◆ **Short task**
For the records below, say how many lines contain the string "пикселей". Give the number only.

****************************************

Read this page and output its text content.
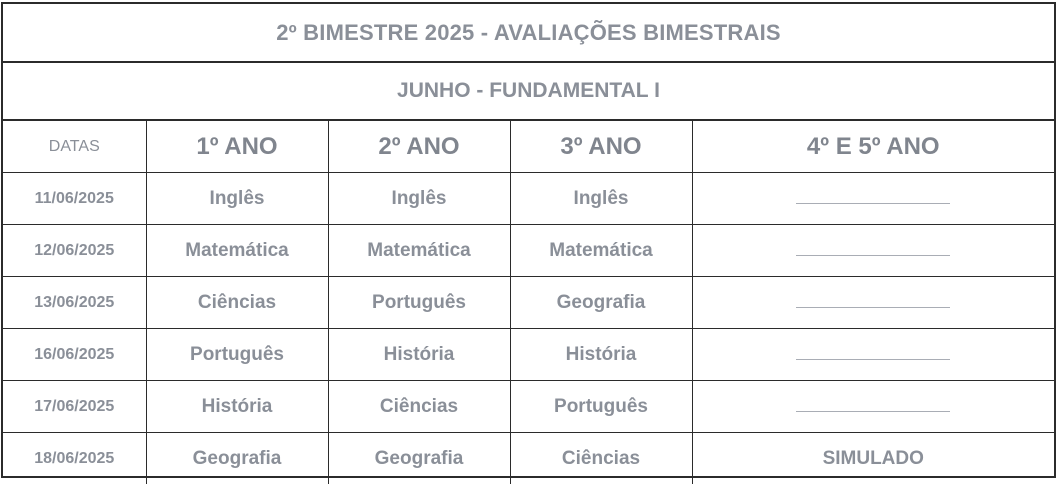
2º BIMESTRE 2025 - AVALIAÇÕES BIMESTRAIS
JUNHO - FUNDAMENTAL I
DATAS	1º ANO	2º ANO	3º ANO	4º E 5º ANO
11/06/2025	Inglês	Inglês	Inglês	
12/06/2025	Matemática	Matemática	Matemática	
13/06/2025	Ciências	Português	Geografia	
16/06/2025	Português	História	História	
17/06/2025	História	Ciências	Português	
18/06/2025	Geografia	Geografia	Ciências	SIMULADO
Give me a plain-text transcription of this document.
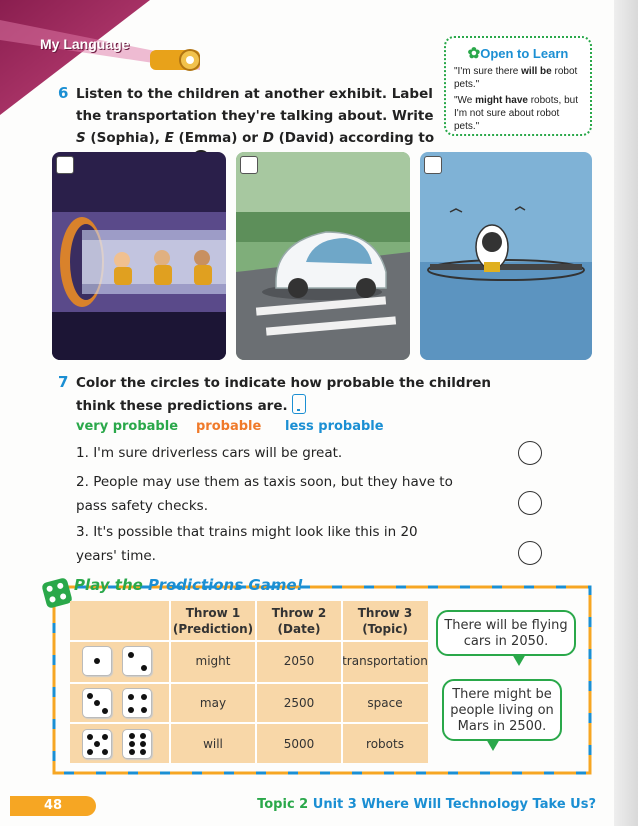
My Language
✿Open to Learn

"I'm sure there will be robot pets."

"We might have robots, but I'm not sure about robot pets."

6 Listen to the children at another exhibit. Label the transportation they're talking about. Write S (Sophia), E (Emma) or D (David) according to
7 Color the circles to indicate how probable the children think these predictions are.
very probable probable less probable
1. I'm sure driverless cars will be great.
2. People may use them as taxis soon, but they have to pass safety checks.
3. It's possible that trains might look like this in 20 years' time.
Play the Predictions Game!
Throw 1 (Prediction)
Throw 2 (Date)
Throw 3 (Topic)
might	2050	transportation
may	2500	space
will	5000	robots
There will be flying cars in 2050.
There might be people living on Mars in 2500.
48	Topic 2 Unit 3 Where Will Technology Take Us?
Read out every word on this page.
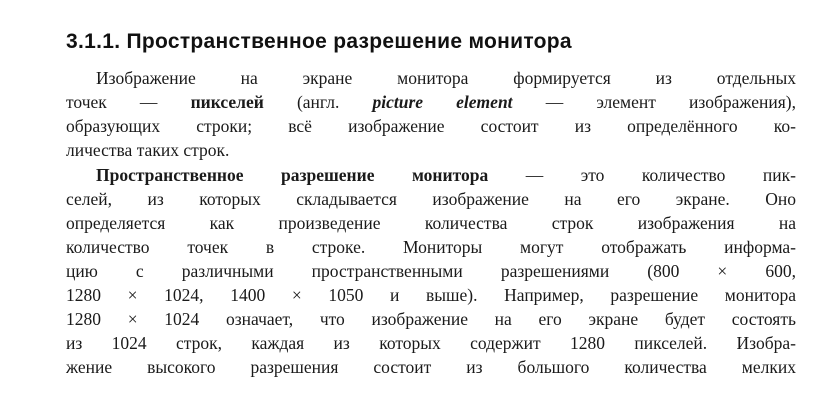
3.1.1. Пространственное разрешение монитора
Изображение на экране монитора формируется из отдельных
точек — пикселей (англ. picture element — элемент изображения),
образующих строки; всё изображение состоит из определённого ко-
личества таких строк.
Пространственное разрешение монитора — это количество пик-
селей, из которых складывается изображение на его экране. Оно
определяется как произведение количества строк изображения на
количество точек в строке. Мониторы могут отображать информа-
цию с различными пространственными разрешениями (800 × 600,
1280 × 1024, 1400 × 1050 и выше). Например, разрешение монитора
1280 × 1024 означает, что изображение на его экране будет состоять
из 1024 строк, каждая из которых содержит 1280 пикселей. Изобра-
жение высокого разрешения состоит из большого количества мелких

****************************************

◆ **Worked answer**
2